**What the exercise asks**
Without the pictures, write out all the lines below exactly as they appear.

**Rows from a dataset**
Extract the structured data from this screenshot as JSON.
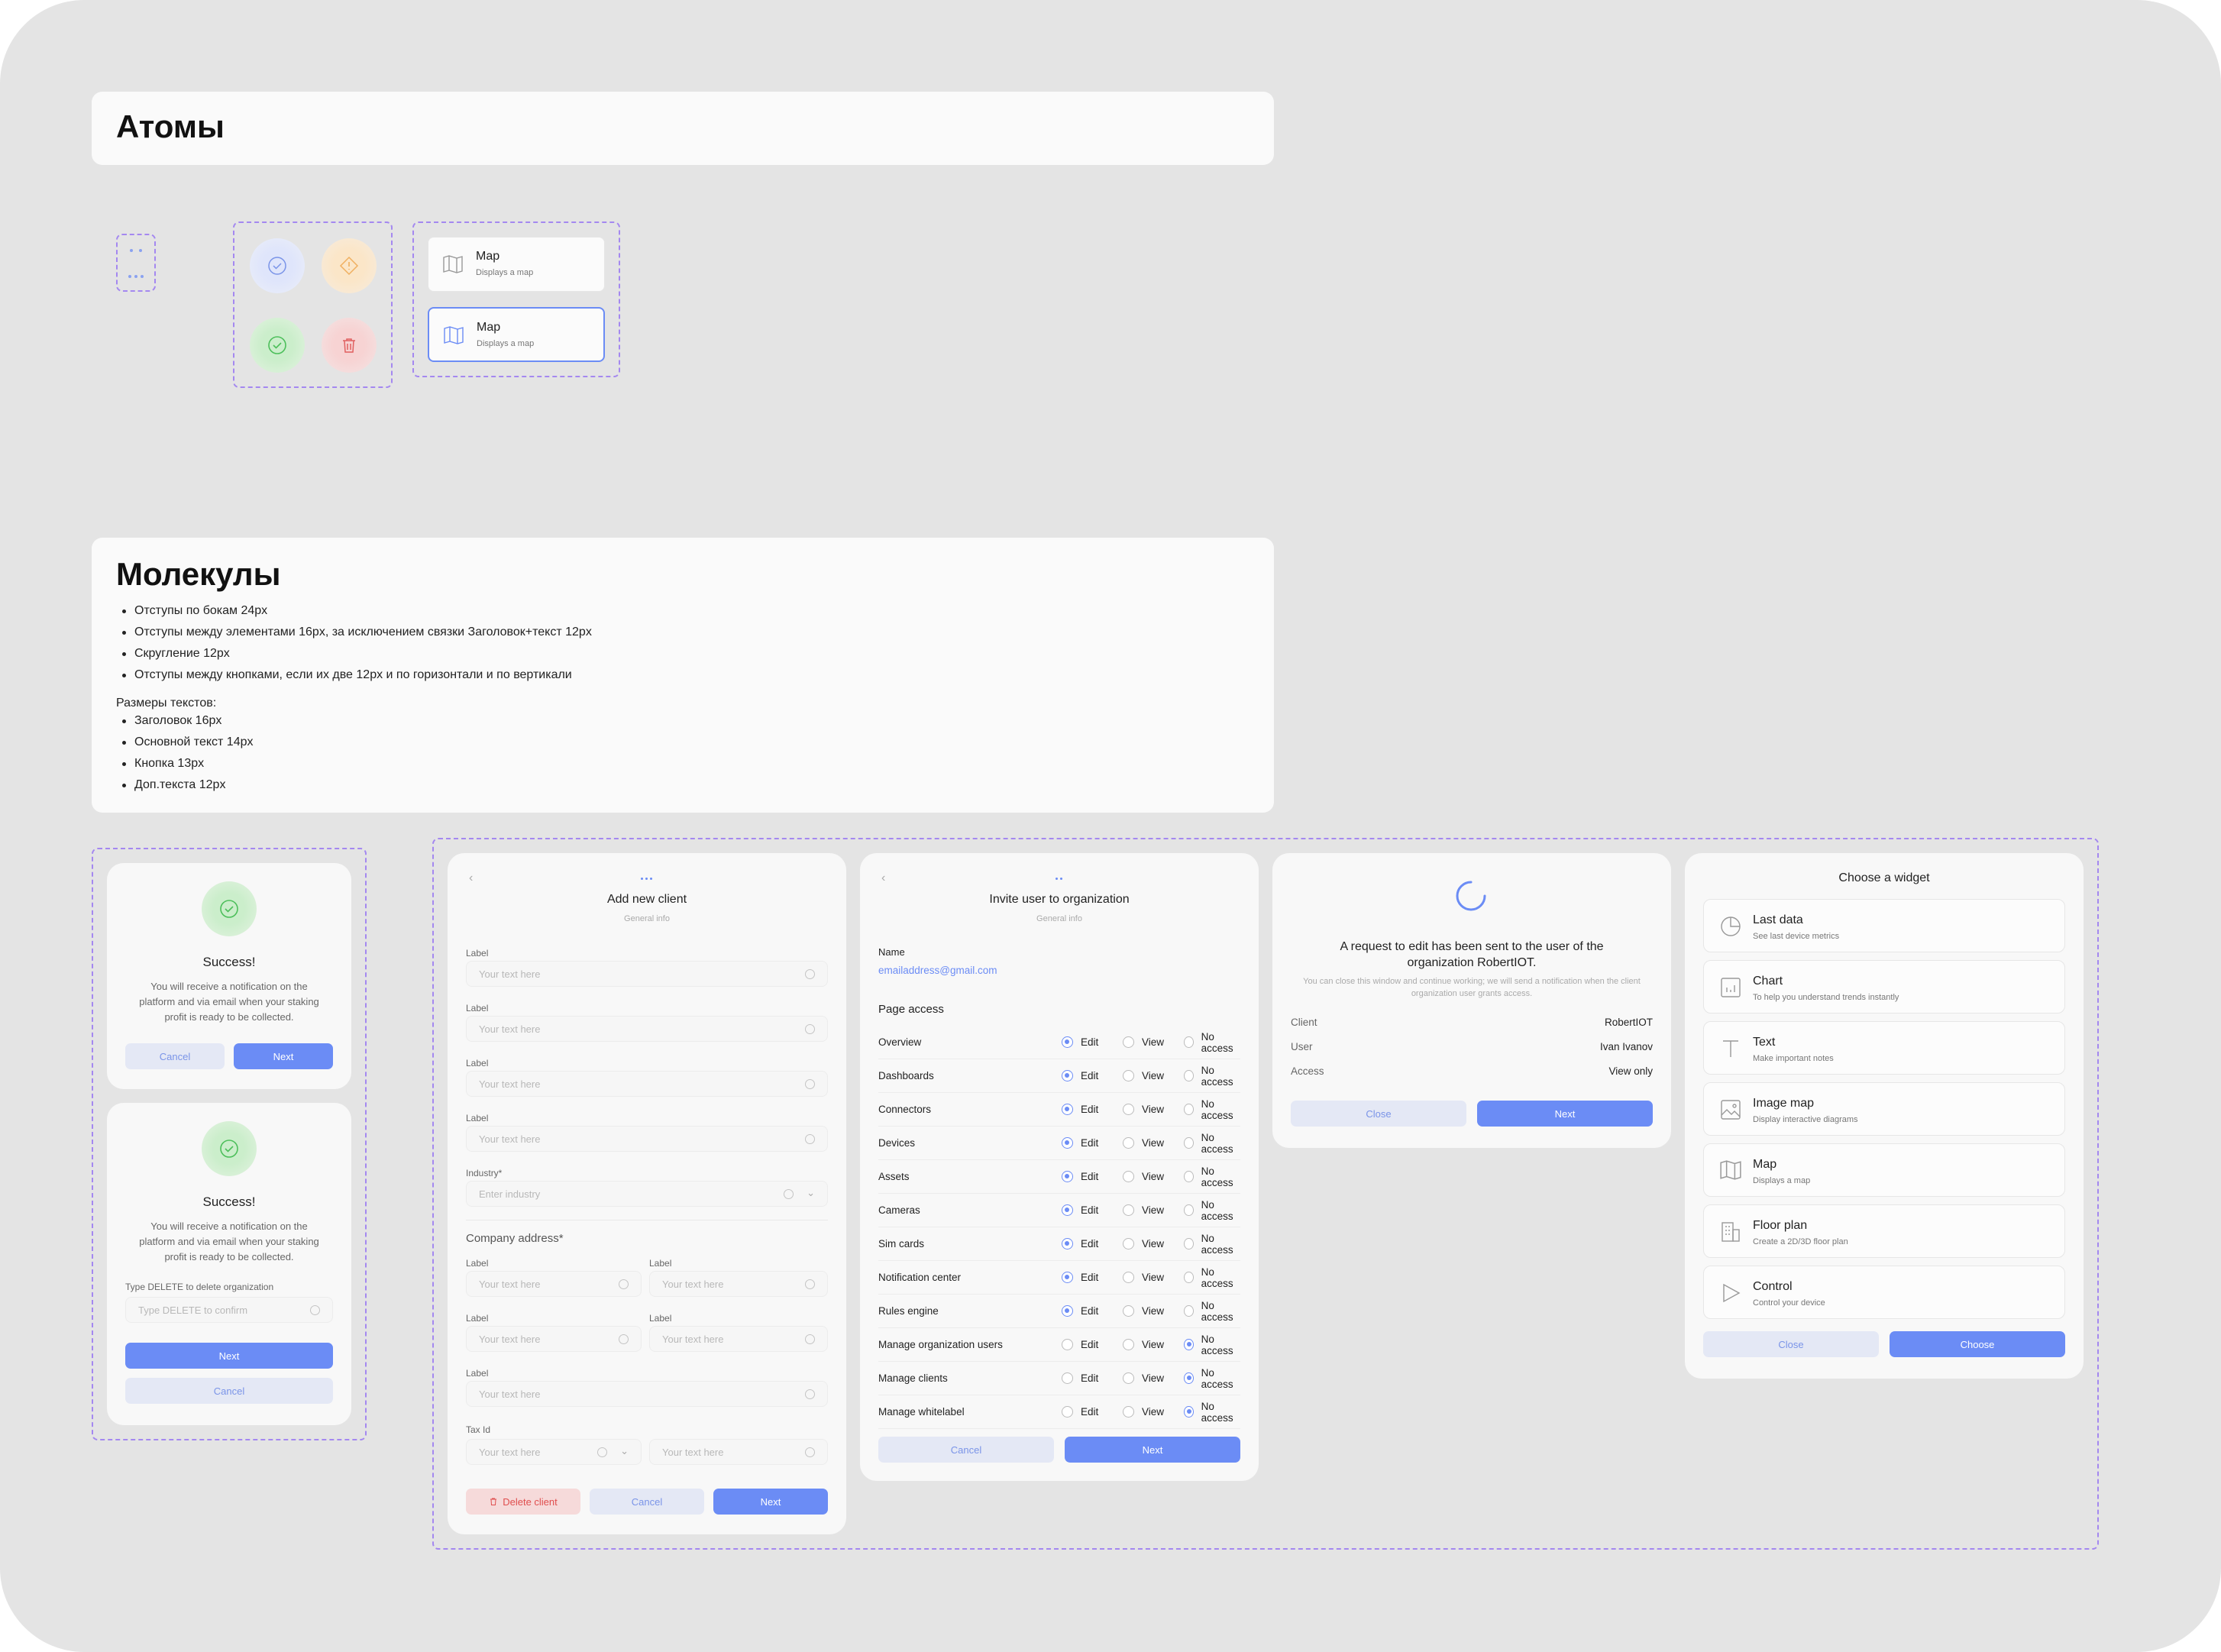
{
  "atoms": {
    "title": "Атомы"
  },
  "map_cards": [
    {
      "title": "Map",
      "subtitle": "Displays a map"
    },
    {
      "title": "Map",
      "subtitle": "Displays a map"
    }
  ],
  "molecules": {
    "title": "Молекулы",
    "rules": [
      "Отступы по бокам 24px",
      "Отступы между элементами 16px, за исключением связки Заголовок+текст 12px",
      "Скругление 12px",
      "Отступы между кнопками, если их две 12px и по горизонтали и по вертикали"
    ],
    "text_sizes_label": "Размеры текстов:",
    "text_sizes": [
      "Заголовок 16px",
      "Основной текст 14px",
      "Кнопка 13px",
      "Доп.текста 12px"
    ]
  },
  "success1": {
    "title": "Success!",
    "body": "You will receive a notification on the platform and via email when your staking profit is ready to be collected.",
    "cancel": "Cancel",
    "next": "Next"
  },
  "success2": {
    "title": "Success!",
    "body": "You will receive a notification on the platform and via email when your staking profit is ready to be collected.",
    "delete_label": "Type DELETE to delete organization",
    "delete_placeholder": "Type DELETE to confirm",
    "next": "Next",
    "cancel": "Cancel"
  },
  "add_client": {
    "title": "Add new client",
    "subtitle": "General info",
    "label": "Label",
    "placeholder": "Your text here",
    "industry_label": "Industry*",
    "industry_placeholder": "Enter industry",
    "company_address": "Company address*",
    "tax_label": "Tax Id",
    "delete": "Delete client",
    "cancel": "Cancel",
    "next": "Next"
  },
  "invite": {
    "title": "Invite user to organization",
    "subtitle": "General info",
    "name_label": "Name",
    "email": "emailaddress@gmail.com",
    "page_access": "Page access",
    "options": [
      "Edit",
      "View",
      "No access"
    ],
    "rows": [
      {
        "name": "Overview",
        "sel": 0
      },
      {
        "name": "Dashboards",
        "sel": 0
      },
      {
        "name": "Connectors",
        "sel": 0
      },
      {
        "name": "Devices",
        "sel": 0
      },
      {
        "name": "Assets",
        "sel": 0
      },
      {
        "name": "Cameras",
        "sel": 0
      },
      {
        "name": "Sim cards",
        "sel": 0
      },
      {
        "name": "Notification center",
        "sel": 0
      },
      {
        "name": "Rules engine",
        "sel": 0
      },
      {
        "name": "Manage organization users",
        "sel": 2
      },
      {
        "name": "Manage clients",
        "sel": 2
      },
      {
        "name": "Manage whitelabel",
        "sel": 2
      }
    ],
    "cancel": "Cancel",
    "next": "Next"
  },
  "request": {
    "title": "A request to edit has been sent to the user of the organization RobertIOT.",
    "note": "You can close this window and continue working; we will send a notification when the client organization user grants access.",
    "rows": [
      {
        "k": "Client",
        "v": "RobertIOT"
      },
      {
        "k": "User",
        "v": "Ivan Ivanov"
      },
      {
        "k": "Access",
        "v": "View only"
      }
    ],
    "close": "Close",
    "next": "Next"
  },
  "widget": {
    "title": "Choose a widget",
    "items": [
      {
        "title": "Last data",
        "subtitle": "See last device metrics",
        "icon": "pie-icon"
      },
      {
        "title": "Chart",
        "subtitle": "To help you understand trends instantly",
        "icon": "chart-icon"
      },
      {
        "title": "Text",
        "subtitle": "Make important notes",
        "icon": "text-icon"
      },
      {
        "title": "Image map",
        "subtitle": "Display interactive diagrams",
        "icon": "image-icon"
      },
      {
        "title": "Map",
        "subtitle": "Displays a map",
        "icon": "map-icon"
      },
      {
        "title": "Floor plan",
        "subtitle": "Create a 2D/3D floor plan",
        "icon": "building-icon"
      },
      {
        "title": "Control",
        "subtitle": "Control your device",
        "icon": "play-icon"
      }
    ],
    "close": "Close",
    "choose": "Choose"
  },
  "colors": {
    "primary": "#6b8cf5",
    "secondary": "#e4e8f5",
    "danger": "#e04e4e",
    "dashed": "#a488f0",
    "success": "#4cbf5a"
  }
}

**The result**
Extract the structured data from this screenshot as JSON.
{
  "atoms": {
    "title": "Атомы"
  },
  "map_cards": [
    {
      "title": "Map",
      "subtitle": "Displays a map"
    },
    {
      "title": "Map",
      "subtitle": "Displays a map"
    }
  ],
  "molecules": {
    "title": "Молекулы",
    "rules": [
      "Отступы по бокам 24px",
      "Отступы между элементами 16px, за исключением связки Заголовок+текст 12px",
      "Скругление 12px",
      "Отступы между кнопками, если их две 12px и по горизонтали и по вертикали"
    ],
    "text_sizes_label": "Размеры текстов:",
    "text_sizes": [
      "Заголовок 16px",
      "Основной текст 14px",
      "Кнопка 13px",
      "Доп.текста 12px"
    ]
  },
  "success1": {
    "title": "Success!",
    "body": "You will receive a notification on the platform and via email when your staking profit is ready to be collected.",
    "cancel": "Cancel",
    "next": "Next"
  },
  "success2": {
    "title": "Success!",
    "body": "You will receive a notification on the platform and via email when your staking profit is ready to be collected.",
    "delete_label": "Type DELETE to delete organization",
    "delete_placeholder": "Type DELETE to confirm",
    "next": "Next",
    "cancel": "Cancel"
  },
  "add_client": {
    "title": "Add new client",
    "subtitle": "General info",
    "label": "Label",
    "placeholder": "Your text here",
    "industry_label": "Industry*",
    "industry_placeholder": "Enter industry",
    "company_address": "Company address*",
    "tax_label": "Tax Id",
    "delete": "Delete client",
    "cancel": "Cancel",
    "next": "Next"
  },
  "invite": {
    "title": "Invite user to organization",
    "subtitle": "General info",
    "name_label": "Name",
    "email": "emailaddress@gmail.com",
    "page_access": "Page access",
    "options": [
      "Edit",
      "View",
      "No access"
    ],
    "rows": [
      {
        "name": "Overview",
        "sel": 0
      },
      {
        "name": "Dashboards",
        "sel": 0
      },
      {
        "name": "Connectors",
        "sel": 0
      },
      {
        "name": "Devices",
        "sel": 0
      },
      {
        "name": "Assets",
        "sel": 0
      },
      {
        "name": "Cameras",
        "sel": 0
      },
      {
        "name": "Sim cards",
        "sel": 0
      },
      {
        "name": "Notification center",
        "sel": 0
      },
      {
        "name": "Rules engine",
        "sel": 0
      },
      {
        "name": "Manage organization users",
        "sel": 2
      },
      {
        "name": "Manage clients",
        "sel": 2
      },
      {
        "name": "Manage whitelabel",
        "sel": 2
      }
    ],
    "cancel": "Cancel",
    "next": "Next"
  },
  "request": {
    "title": "A request to edit has been sent to the user of the organization RobertIOT.",
    "note": "You can close this window and continue working; we will send a notification when the client organization user grants access.",
    "rows": [
      {
        "k": "Client",
        "v": "RobertIOT"
      },
      {
        "k": "User",
        "v": "Ivan Ivanov"
      },
      {
        "k": "Access",
        "v": "View only"
      }
    ],
    "close": "Close",
    "next": "Next"
  },
  "widget": {
    "title": "Choose a widget",
    "items": [
      {
        "title": "Last data",
        "subtitle": "See last device metrics",
        "icon": "pie-icon"
      },
      {
        "title": "Chart",
        "subtitle": "To help you understand trends instantly",
        "icon": "chart-icon"
      },
      {
        "title": "Text",
        "subtitle": "Make important notes",
        "icon": "text-icon"
      },
      {
        "title": "Image map",
        "subtitle": "Display interactive diagrams",
        "icon": "image-icon"
      },
      {
        "title": "Map",
        "subtitle": "Displays a map",
        "icon": "map-icon"
      },
      {
        "title": "Floor plan",
        "subtitle": "Create a 2D/3D floor plan",
        "icon": "building-icon"
      },
      {
        "title": "Control",
        "subtitle": "Control your device",
        "icon": "play-icon"
      }
    ],
    "close": "Close",
    "choose": "Choose"
  },
  "colors": {
    "primary": "#6b8cf5",
    "secondary": "#e4e8f5",
    "danger": "#e04e4e",
    "dashed": "#a488f0",
    "success": "#4cbf5a"
  }
}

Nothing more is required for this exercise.